[start Records shown]
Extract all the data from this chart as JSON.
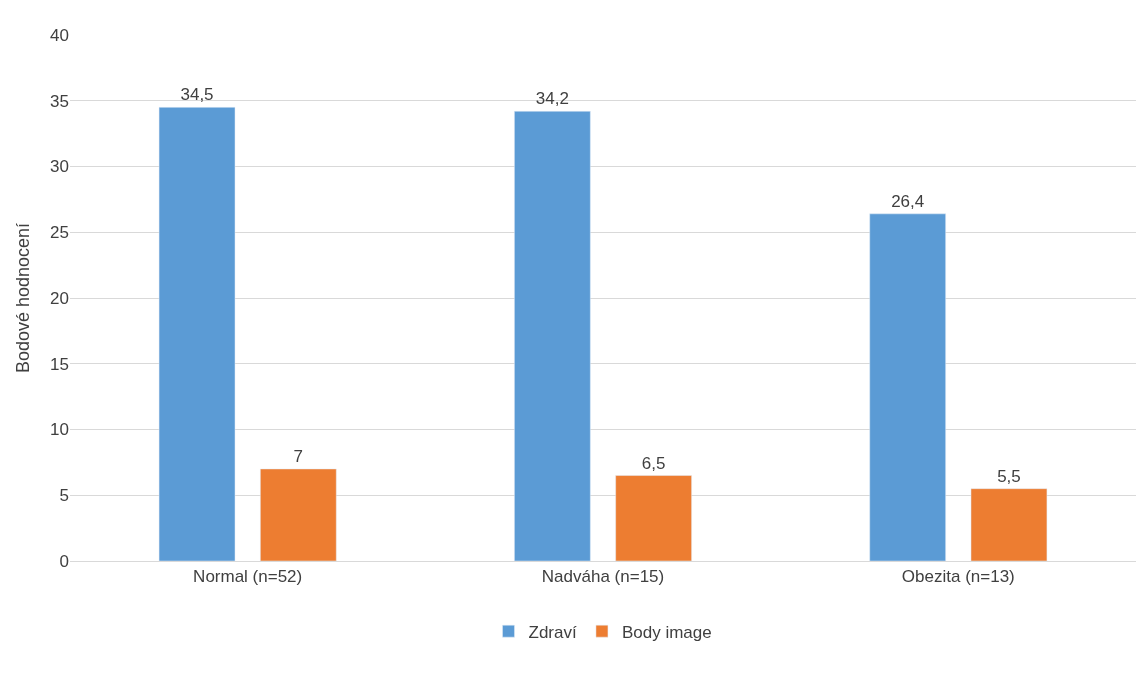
{
  "chart_data": {
    "type": "bar",
    "ylabel": "Bodové hodnocení",
    "categories": [
      "Normal (n=52)",
      "Nadváha (n=15)",
      "Obezita (n=13)"
    ],
    "series": [
      {
        "name": "Zdraví",
        "color": "#5b9bd5",
        "values": [
          34.5,
          34.2,
          26.4
        ],
        "value_labels": [
          "34,5",
          "34,2",
          "26,4"
        ]
      },
      {
        "name": "Body image",
        "color": "#ed7d31",
        "values": [
          7,
          6.5,
          5.5
        ],
        "value_labels": [
          "7",
          "6,5",
          "5,5"
        ]
      }
    ],
    "ylim": [
      0,
      40
    ],
    "yticks": [
      0,
      5,
      10,
      15,
      20,
      25,
      30,
      35,
      40
    ],
    "grid": "y",
    "legend": "bottom"
  }
}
[end Records shown]
## Exercise instructions
Make a word-for-word copy of the entries, without any pictures.

## Written solution
Extract all the data from this chart as JSON.
{
  "chart_data": {
    "type": "bar",
    "ylabel": "Bodové hodnocení",
    "categories": [
      "Normal (n=52)",
      "Nadváha (n=15)",
      "Obezita (n=13)"
    ],
    "series": [
      {
        "name": "Zdraví",
        "color": "#5b9bd5",
        "values": [
          34.5,
          34.2,
          26.4
        ],
        "value_labels": [
          "34,5",
          "34,2",
          "26,4"
        ]
      },
      {
        "name": "Body image",
        "color": "#ed7d31",
        "values": [
          7,
          6.5,
          5.5
        ],
        "value_labels": [
          "7",
          "6,5",
          "5,5"
        ]
      }
    ],
    "ylim": [
      0,
      40
    ],
    "yticks": [
      0,
      5,
      10,
      15,
      20,
      25,
      30,
      35,
      40
    ],
    "grid": "y",
    "legend": "bottom"
  }
}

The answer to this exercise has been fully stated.